- **What you are asked to do**: Write out each entry, exactly the way it appears.

[Recorded data]
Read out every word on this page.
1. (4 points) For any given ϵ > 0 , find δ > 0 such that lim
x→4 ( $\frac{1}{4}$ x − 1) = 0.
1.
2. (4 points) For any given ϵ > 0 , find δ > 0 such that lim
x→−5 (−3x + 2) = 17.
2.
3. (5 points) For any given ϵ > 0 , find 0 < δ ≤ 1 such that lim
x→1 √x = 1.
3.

- **Solution for this problem**:
Read out every word on this page.
1. (4 points) For any given ϵ > 0 , find δ > 0 such that lim
x→4 ( $\frac{1}{4}$ x − 1) = 0.
1.
2. (4 points) For any given ϵ > 0 , find δ > 0 such that lim
x→−5 (−3x + 2) = 17.
2.
3. (5 points) For any given ϵ > 0 , find 0 < δ ≤ 1 such that lim
x→1 √x = 1.
3.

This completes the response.